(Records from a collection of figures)

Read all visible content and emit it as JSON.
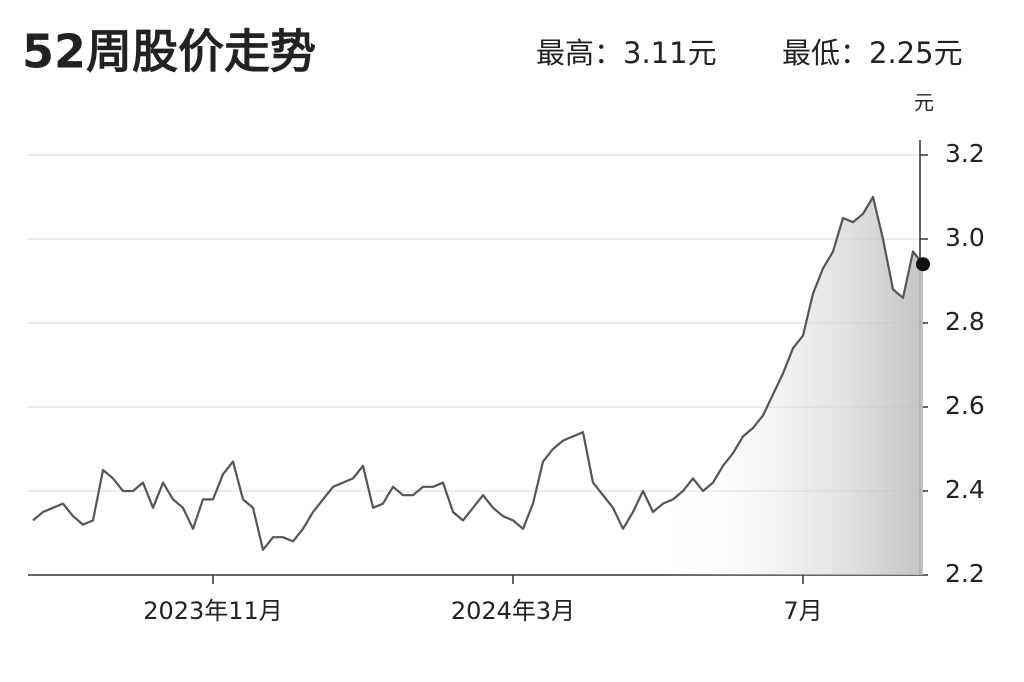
{
  "chart_data": {
    "type": "line",
    "title": "52周股价走势",
    "high_label": "最高：3.11元",
    "low_label": "最低：2.25元",
    "y_unit": "元",
    "categories": [
      null,
      null,
      null,
      null,
      null,
      null,
      null,
      null,
      null,
      null,
      null,
      null,
      null,
      null,
      null,
      null,
      null,
      null,
      "2023年11月",
      null,
      null,
      null,
      null,
      null,
      null,
      null,
      null,
      null,
      null,
      null,
      null,
      null,
      null,
      null,
      null,
      null,
      null,
      null,
      null,
      null,
      null,
      null,
      null,
      null,
      null,
      null,
      null,
      null,
      "2024年3月",
      null,
      null,
      null,
      null,
      null,
      null,
      null,
      null,
      null,
      null,
      null,
      null,
      null,
      null,
      null,
      null,
      null,
      null,
      null,
      null,
      null,
      null,
      null,
      null,
      null,
      null,
      null,
      null,
      "7月",
      null,
      null,
      null,
      null,
      null,
      null,
      null,
      null,
      null,
      null,
      null,
      null
    ],
    "series": [
      {
        "name": "股价",
        "color": "#555555",
        "values": [
          2.33,
          2.35,
          2.36,
          2.37,
          2.34,
          2.32,
          2.33,
          2.45,
          2.43,
          2.4,
          2.4,
          2.42,
          2.36,
          2.42,
          2.38,
          2.36,
          2.31,
          2.38,
          2.38,
          2.44,
          2.47,
          2.38,
          2.36,
          2.26,
          2.29,
          2.29,
          2.28,
          2.31,
          2.35,
          2.38,
          2.41,
          2.42,
          2.43,
          2.46,
          2.36,
          2.37,
          2.41,
          2.39,
          2.39,
          2.41,
          2.41,
          2.42,
          2.35,
          2.33,
          2.36,
          2.39,
          2.36,
          2.34,
          2.33,
          2.31,
          2.37,
          2.47,
          2.5,
          2.52,
          2.53,
          2.54,
          2.42,
          2.39,
          2.36,
          2.31,
          2.35,
          2.4,
          2.35,
          2.37,
          2.38,
          2.4,
          2.43,
          2.4,
          2.42,
          2.46,
          2.49,
          2.53,
          2.55,
          2.58,
          2.63,
          2.68,
          2.74,
          2.77,
          2.87,
          2.93,
          2.97,
          3.05,
          3.04,
          3.06,
          3.1,
          3.0,
          2.88,
          2.86,
          2.97,
          2.94
        ]
      }
    ],
    "ylim": [
      2.2,
      3.2
    ],
    "yticks": [
      {
        "value": 2.2,
        "label": "2.2"
      },
      2.4,
      2.6,
      2.8,
      {
        "value": 3.0,
        "label": "3.0"
      },
      3.2
    ],
    "grid": true
  }
}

• [Your goal]:
Repeat the material above in full and exactly, omitting the pictures.

• [Finished task]:
Read all visible content and emit it as JSON.
{
  "chart_data": {
    "type": "line",
    "title": "52周股价走势",
    "high_label": "最高：3.11元",
    "low_label": "最低：2.25元",
    "y_unit": "元",
    "categories": [
      null,
      null,
      null,
      null,
      null,
      null,
      null,
      null,
      null,
      null,
      null,
      null,
      null,
      null,
      null,
      null,
      null,
      null,
      "2023年11月",
      null,
      null,
      null,
      null,
      null,
      null,
      null,
      null,
      null,
      null,
      null,
      null,
      null,
      null,
      null,
      null,
      null,
      null,
      null,
      null,
      null,
      null,
      null,
      null,
      null,
      null,
      null,
      null,
      null,
      "2024年3月",
      null,
      null,
      null,
      null,
      null,
      null,
      null,
      null,
      null,
      null,
      null,
      null,
      null,
      null,
      null,
      null,
      null,
      null,
      null,
      null,
      null,
      null,
      null,
      null,
      null,
      null,
      null,
      null,
      "7月",
      null,
      null,
      null,
      null,
      null,
      null,
      null,
      null,
      null,
      null,
      null,
      null
    ],
    "series": [
      {
        "name": "股价",
        "color": "#555555",
        "values": [
          2.33,
          2.35,
          2.36,
          2.37,
          2.34,
          2.32,
          2.33,
          2.45,
          2.43,
          2.4,
          2.4,
          2.42,
          2.36,
          2.42,
          2.38,
          2.36,
          2.31,
          2.38,
          2.38,
          2.44,
          2.47,
          2.38,
          2.36,
          2.26,
          2.29,
          2.29,
          2.28,
          2.31,
          2.35,
          2.38,
          2.41,
          2.42,
          2.43,
          2.46,
          2.36,
          2.37,
          2.41,
          2.39,
          2.39,
          2.41,
          2.41,
          2.42,
          2.35,
          2.33,
          2.36,
          2.39,
          2.36,
          2.34,
          2.33,
          2.31,
          2.37,
          2.47,
          2.5,
          2.52,
          2.53,
          2.54,
          2.42,
          2.39,
          2.36,
          2.31,
          2.35,
          2.4,
          2.35,
          2.37,
          2.38,
          2.4,
          2.43,
          2.4,
          2.42,
          2.46,
          2.49,
          2.53,
          2.55,
          2.58,
          2.63,
          2.68,
          2.74,
          2.77,
          2.87,
          2.93,
          2.97,
          3.05,
          3.04,
          3.06,
          3.1,
          3.0,
          2.88,
          2.86,
          2.97,
          2.94
        ]
      }
    ],
    "ylim": [
      2.2,
      3.2
    ],
    "yticks": [
      {
        "value": 2.2,
        "label": "2.2"
      },
      2.4,
      2.6,
      2.8,
      {
        "value": 3.0,
        "label": "3.0"
      },
      3.2
    ],
    "grid": true
  }
}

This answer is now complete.